L’armée américaine serait en passe de tomber à court de munitions de petit calibre (5,56 mm) pour les M-16 de ses boys stationnés dans le pays des milles et une nuits (non, pas Eurodisney ; l’autre).
Tout semble indiquer cette pénurie résulte de prévisions « un peu courtes » du Pentagone, puisque jusqu’ici les troupes présentes en Irak ont su faire un usage parcimonieux de leur arsenal, avec seulement 1,8 milliard de projectiles tiré depuis le début de l’offensive, en 2003.
Cette imprévision a, de plus, été largement aggravée par des lacunes du système logistique de l’US Army. Le lieutenant Wanagain, du 82ème régiment de Marines, souligne ainsi l’obligation, pour les hommes placés sous son commandement, de recourir dans bien des cas au « système D ». « Par exemple, on ne nous a pas fourni de briquets pour nos hommes. Alors ils sont bien obligés d’allumer leurs clopes d’un coup de fusil. Et des fois, quand il y a du vent, c’est tout un chargeur qui y passe. ». D’autres soldats, qui ont tenu à garder l’anonymat, indiquent que dans la mesure où la paix et l’harmonie règnent désormais en Irak, leurs tâches deviennent purement administratives, et qu’ils n’ont pas reçu l’équipement approprié pour de telles missions. Ainsi, faute d’avoir reçu les perforatrices leur permettant de ranger proprement rapports et mémos dans un classeur, les GI en sont réduits à faire les trous à l’aide de leurs M-16.
§ §
=== TRAVAIL À RÉALISER ===
**A)** Relevez dans le texte sur la pénurie de munitions toutes les valeurs écrites en chiffres, sauf celle du nom du fusil M-16.
**B)** Répondez à ces questions sur le texte consacré à la pénurie de munitions :
(i) À quoi la pénurie semble-t-elle due ?
(ii) Quel grade a Wanagain, et dans quelle unité sert-il ?
(iii) Que font les GI avec leurs M-16 faute de perforatrices ?
**C)** Donnez la suite du texte sur la pénurie de munitions de l'armée américaine en Irak, à partir de sa dernière phrase.
Les données reproduites plus loin n'ont aucun rapport avec le texte.

(Données d'analyse structurée de pages)
§ §
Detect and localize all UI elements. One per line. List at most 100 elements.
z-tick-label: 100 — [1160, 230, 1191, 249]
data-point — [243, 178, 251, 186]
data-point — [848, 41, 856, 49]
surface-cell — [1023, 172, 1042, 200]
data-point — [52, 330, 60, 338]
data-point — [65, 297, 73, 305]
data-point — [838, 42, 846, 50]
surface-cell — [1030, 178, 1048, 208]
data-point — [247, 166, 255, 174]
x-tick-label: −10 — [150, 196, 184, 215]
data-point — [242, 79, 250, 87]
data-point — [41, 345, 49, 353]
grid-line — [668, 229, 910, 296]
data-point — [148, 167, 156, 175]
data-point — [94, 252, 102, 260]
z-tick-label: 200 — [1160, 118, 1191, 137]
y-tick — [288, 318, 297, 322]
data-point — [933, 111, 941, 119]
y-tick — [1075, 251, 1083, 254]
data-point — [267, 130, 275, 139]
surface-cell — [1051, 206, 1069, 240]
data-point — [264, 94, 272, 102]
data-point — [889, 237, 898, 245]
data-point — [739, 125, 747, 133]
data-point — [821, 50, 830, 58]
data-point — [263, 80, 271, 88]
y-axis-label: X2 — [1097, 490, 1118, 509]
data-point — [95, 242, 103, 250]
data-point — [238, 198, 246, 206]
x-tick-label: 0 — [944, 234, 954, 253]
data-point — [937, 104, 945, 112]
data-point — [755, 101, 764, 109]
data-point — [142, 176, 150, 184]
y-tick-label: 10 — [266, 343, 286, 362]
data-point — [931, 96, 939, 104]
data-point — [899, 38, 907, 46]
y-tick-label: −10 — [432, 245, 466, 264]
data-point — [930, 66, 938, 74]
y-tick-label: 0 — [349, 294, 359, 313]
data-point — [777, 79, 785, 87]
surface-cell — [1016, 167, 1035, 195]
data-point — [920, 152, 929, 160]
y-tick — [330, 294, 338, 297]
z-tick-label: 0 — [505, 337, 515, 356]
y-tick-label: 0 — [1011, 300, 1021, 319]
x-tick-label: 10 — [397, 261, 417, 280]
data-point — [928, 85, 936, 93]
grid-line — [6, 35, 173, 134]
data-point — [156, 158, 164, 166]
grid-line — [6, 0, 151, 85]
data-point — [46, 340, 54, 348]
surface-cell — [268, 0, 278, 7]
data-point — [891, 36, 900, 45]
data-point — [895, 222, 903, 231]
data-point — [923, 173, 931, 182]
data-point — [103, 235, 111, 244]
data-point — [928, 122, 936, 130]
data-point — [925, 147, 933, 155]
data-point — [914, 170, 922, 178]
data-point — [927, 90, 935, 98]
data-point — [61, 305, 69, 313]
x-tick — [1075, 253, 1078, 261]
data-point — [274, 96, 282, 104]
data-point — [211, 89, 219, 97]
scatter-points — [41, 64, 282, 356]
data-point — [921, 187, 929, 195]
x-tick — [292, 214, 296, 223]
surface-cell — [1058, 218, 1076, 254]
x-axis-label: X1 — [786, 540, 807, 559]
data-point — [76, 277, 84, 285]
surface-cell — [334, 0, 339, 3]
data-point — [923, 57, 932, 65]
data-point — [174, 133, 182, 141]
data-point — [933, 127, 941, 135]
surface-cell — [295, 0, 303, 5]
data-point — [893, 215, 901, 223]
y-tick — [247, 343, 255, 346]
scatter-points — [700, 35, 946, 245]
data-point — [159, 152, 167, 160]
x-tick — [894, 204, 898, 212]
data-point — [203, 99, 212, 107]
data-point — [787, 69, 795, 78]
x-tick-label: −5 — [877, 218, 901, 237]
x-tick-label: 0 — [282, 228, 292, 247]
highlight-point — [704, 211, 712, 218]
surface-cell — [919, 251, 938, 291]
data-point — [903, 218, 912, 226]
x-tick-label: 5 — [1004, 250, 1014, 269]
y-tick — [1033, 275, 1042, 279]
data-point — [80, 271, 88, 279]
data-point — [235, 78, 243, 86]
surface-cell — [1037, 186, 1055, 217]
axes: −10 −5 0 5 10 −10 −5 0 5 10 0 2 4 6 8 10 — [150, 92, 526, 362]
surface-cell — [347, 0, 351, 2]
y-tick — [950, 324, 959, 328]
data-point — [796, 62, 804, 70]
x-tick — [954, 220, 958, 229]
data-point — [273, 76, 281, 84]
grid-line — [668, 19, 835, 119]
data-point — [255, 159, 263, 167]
§ §
=== RÉPONSES PAR TÂCHE ===
**A)** 5,56 mm ; 1,8 milliard (de projectiles) ; 2003 ; 82ème (régiment de Marines)

**B)**
(i) Aux prévisions « un peu courtes » du Pentagone.
(ii) Il est lieutenant au 82ème régiment de Marines.
(iii) Ils percent les trous qui permettent de ranger rapports et mémos dans un classeur.

**C)**
Les exemples sont ainsi nombreux, de petits détails de la vie de tous les jours mal préparés par l’état-major, qui aggravent la pénurie de munitions : l’absence de télécommandes pour éteindre à distance les téléviseurs, l’insuffisance du nombre de décapsuleurs disponibles, sont autant d’épreuves qui forcent les troupes à faire usage de leurs armes.